YOUR TASK: Wherever a line holds the word "category", copy that line from the data.

### DATA TO USE ###

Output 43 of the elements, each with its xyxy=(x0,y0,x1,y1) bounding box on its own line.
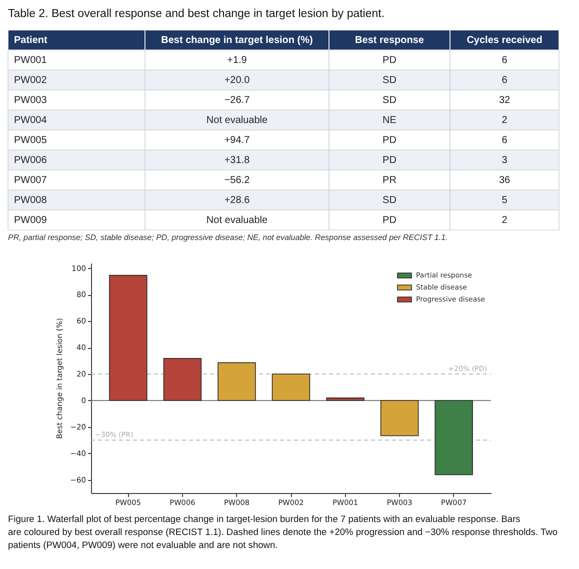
text: Table 2. Best overall response and best change in target lesion by patient. xyxy=(8,8,385,20)
text: +94.7 xyxy=(224,135,250,146)
text: 32 xyxy=(498,95,510,106)
text: PD xyxy=(382,155,396,166)
text: Not evaluable xyxy=(206,215,268,226)
text: PW006 xyxy=(14,155,47,166)
text: PW008 xyxy=(14,195,47,206)
text: SD xyxy=(382,75,396,86)
text: PW004 xyxy=(14,115,47,126)
text: PW007 xyxy=(14,175,47,186)
text: 2 xyxy=(502,115,508,126)
text: PD xyxy=(382,55,396,66)
category-label: Cycles received xyxy=(466,35,542,46)
text: 36 xyxy=(498,175,510,186)
text: +31.8 xyxy=(224,155,250,166)
text: 6 xyxy=(502,75,508,86)
text: Not evaluable xyxy=(206,115,268,126)
text: NE xyxy=(382,115,396,126)
text: PD xyxy=(382,135,396,146)
text: PR xyxy=(382,175,396,186)
text: PD xyxy=(382,215,396,226)
text: +20.0 xyxy=(224,75,250,86)
text: +28.6 xyxy=(224,195,250,206)
text: +1.9 xyxy=(227,55,247,66)
text: 5 xyxy=(502,195,508,206)
text: −56.2 xyxy=(224,175,250,186)
text: PW009 xyxy=(14,215,47,226)
category-label: Best change in target lesion (%) xyxy=(161,35,313,46)
text: 3 xyxy=(502,155,508,166)
text: PR, partial response; SD, stable disease; PD, progressive disease; NE, not evaluable. Response assessed per RECIST 1.1. xyxy=(8,233,448,242)
text: SD xyxy=(382,95,396,106)
text: PW001 xyxy=(14,55,47,66)
category-label: Best response xyxy=(355,35,424,46)
text: PW003 xyxy=(14,95,47,106)
category-label: Patient xyxy=(14,35,48,46)
text: −26.7 xyxy=(224,95,250,106)
text: 2 xyxy=(502,215,508,226)
text: SD xyxy=(382,195,396,206)
caption: Figure 1. Waterfall plot of best percentage change in target-lesion burden for the 7 patients with an evaluable response. Bars are coloured by best overall response (RECIST 1.1). Dashed lines denote the +20% progression and −30% response thresholds. Two patients (PW004, PW009) were not evaluable and are not shown. xyxy=(8,514,558,550)
text: 6 xyxy=(502,55,508,66)
text: 6 xyxy=(502,135,508,146)
text: PW005 xyxy=(14,135,47,146)
text: PW002 xyxy=(14,75,47,86)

###

RESPONSE TO THE TASK:
category-label: Cycles received xyxy=(466,35,542,46)
category-label: Best change in target lesion (%) xyxy=(161,35,313,46)
category-label: Best response xyxy=(355,35,424,46)
category-label: Patient xyxy=(14,35,48,46)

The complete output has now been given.